* [RECORDS TO USE]
· · · ·
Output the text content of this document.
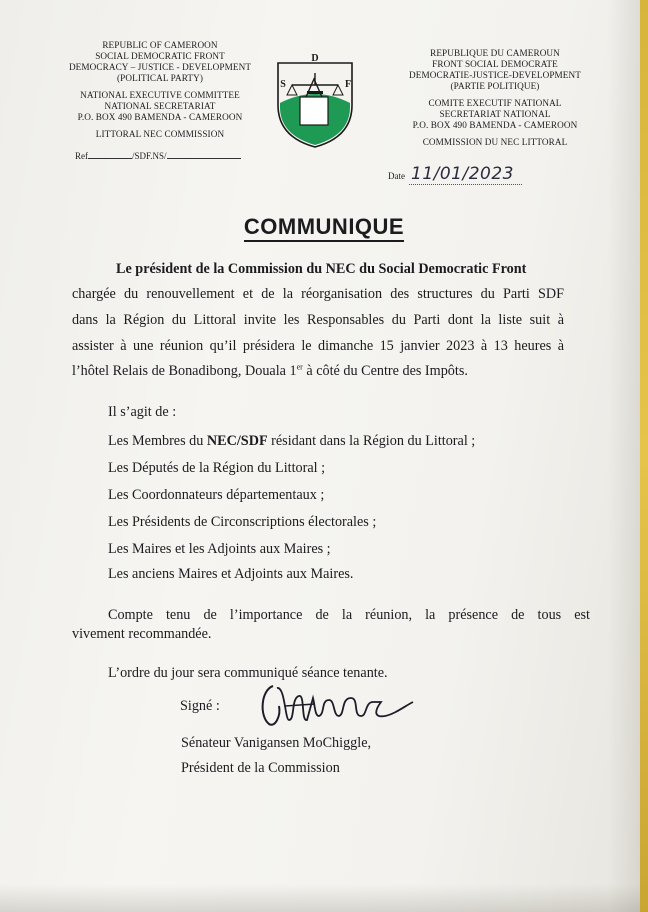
REPUBLIC OF CAMEROON
SOCIAL DEMOCRATIC FRONT
DEMOCRACY – JUSTICE - DEVELOPMENT
(POLITICAL PARTY)
NATIONAL EXECUTIVE COMMITTEE
NATIONAL SECRETARIAT
P.O. BOX 490 BAMENDA - CAMEROON
LITTORAL NEC COMMISSION
Ref	/SDF.NS/
D
S	F
REPUBLIQUE DU CAMEROUN
FRONT SOCIAL DEMOCRATE
DEMOCRATIE-JUSTICE-DEVELOPMENT
(PARTIE POLITIQUE)
COMITE EXECUTIF NATIONAL
SECRETARIAT NATIONAL
P.O. BOX 490 BAMENDA - CAMEROON
COMMISSION DU NEC LITTORAL
Date 11/01/2023
COMMUNIQUE
Le président de la Commission du NEC du Social Democratic Front
chargée du renouvellement et de la réorganisation des structures du Parti SDF
dans la Région du Littoral invite les Responsables du Parti dont la liste suit à
assister à une réunion qu’il présidera le dimanche 15 janvier 2023 à 13 heures à
l’hôtel Relais de Bonadibong, Douala 1er à côté du Centre des Impôts.
Il s’agit de :
Les Membres du NEC/SDF résidant dans la Région du Littoral ;
Les Députés de la Région du Littoral ;
Les Coordonnateurs départementaux ;
Les Présidents de Circonscriptions électorales ;
Les Maires et les Adjoints aux Maires ;
Les anciens Maires et Adjoints aux Maires.
Compte tenu de l’importance de la réunion, la présence de tous est
vivement recommandée.
L’ordre du jour sera communiqué séance tenante.
Signé :
Sénateur Vanigansen MoChiggle,
Président de la Commission
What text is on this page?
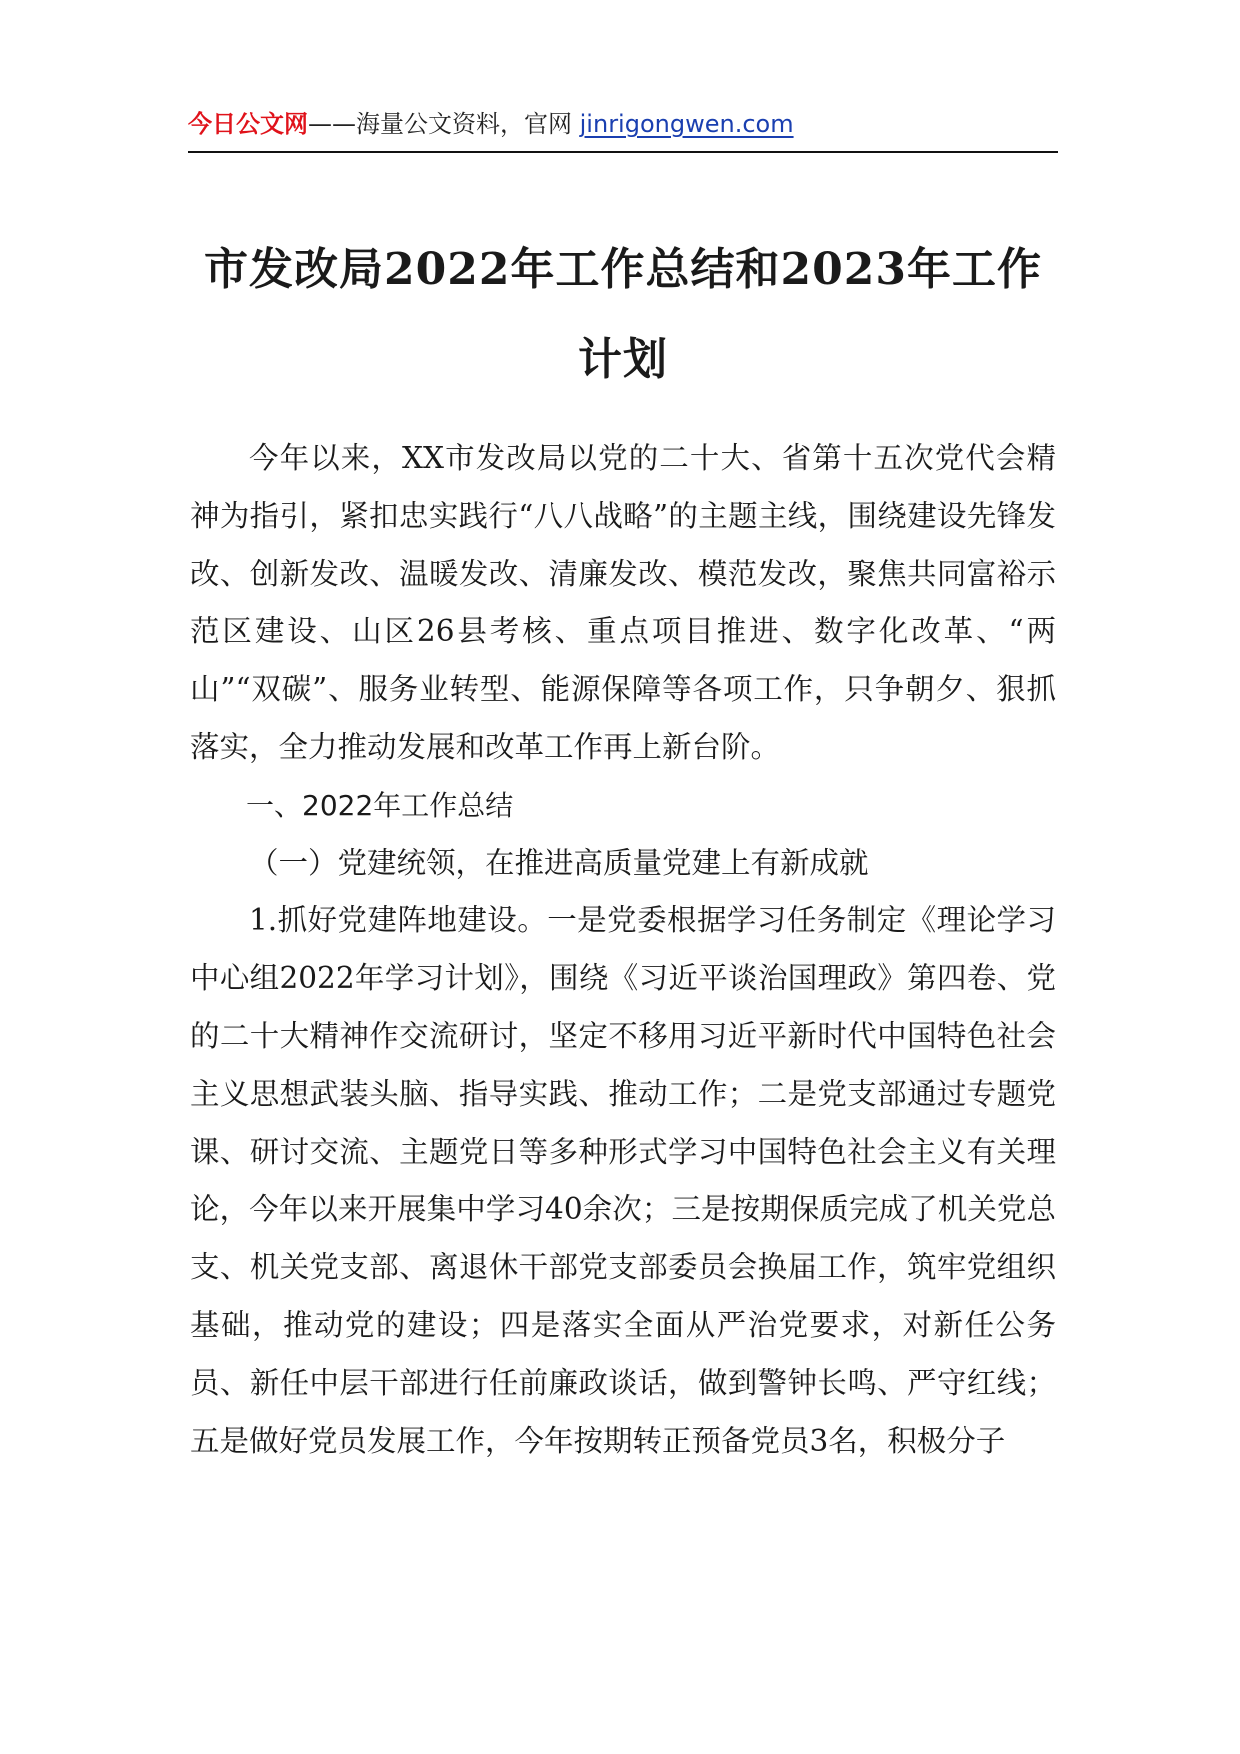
今日公文网——海量公文资料，官网 jinrigongwen.com
市发改局2022年工作总结和2023年工作
计划

今年以来，XX市发改局以党的二十大、省第十五次党代会精神为指引，紧扣忠实践行“八八战略”的主题主线，围绕建设先锋发改、创新发改、温暖发改、清廉发改、模范发改，聚焦共同富裕示范区建设、山区26县考核、重点项目推进、数字化改革、“两山”“双碳”、服务业转型、能源保障等各项工作，只争朝夕、狠抓落实，全力推动发展和改革工作再上新台阶。

一、2022年工作总结

（一）党建统领，在推进高质量党建上有新成就

1.抓好党建阵地建设。一是党委根据学习任务制定《理论学习中心组2022年学习计划》，围绕《习近平谈治国理政》第四卷、党的二十大精神作交流研讨，坚定不移用习近平新时代中国特色社会主义思想武装头脑、指导实践、推动工作；二是党支部通过专题党课、研讨交流、主题党日等多种形式学习中国特色社会主义有关理论，今年以来开展集中学习40余次；三是按期保质完成了机关党总支、机关党支部、离退休干部党支部委员会换届工作，筑牢党组织基础，推动党的建设；四是落实全面从严治党要求，对新任公务员、新任中层干部进行任前廉政谈话，做到警钟长鸣、严守红线；五是做好党员发展工作，今年按期转正预备党员3名，积极分子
· · · ·
* [WHAT IS EXPECTED] Take the line containing "What text is on this page?" and all lines after it to the end of the data above, and reproduce them exactly, leaving out pictures. Nothing else belongs in the copy.

* [REPLY TO THE TASK]
What text is on this page?
今日公文网——海量公文资料，官网 jinrigongwen.com
市发改局2022年工作总结和2023年工作
计划

今年以来，XX市发改局以党的二十大、省第十五次党代会精神为指引，紧扣忠实践行“八八战略”的主题主线，围绕建设先锋发改、创新发改、温暖发改、清廉发改、模范发改，聚焦共同富裕示范区建设、山区26县考核、重点项目推进、数字化改革、“两山”“双碳”、服务业转型、能源保障等各项工作，只争朝夕、狠抓落实，全力推动发展和改革工作再上新台阶。

一、2022年工作总结

（一）党建统领，在推进高质量党建上有新成就

1.抓好党建阵地建设。一是党委根据学习任务制定《理论学习中心组2022年学习计划》，围绕《习近平谈治国理政》第四卷、党的二十大精神作交流研讨，坚定不移用习近平新时代中国特色社会主义思想武装头脑、指导实践、推动工作；二是党支部通过专题党课、研讨交流、主题党日等多种形式学习中国特色社会主义有关理论，今年以来开展集中学习40余次；三是按期保质完成了机关党总支、机关党支部、离退休干部党支部委员会换届工作，筑牢党组织基础，推动党的建设；四是落实全面从严治党要求，对新任公务员、新任中层干部进行任前廉政谈话，做到警钟长鸣、严守红线；五是做好党员发展工作，今年按期转正预备党员3名，积极分子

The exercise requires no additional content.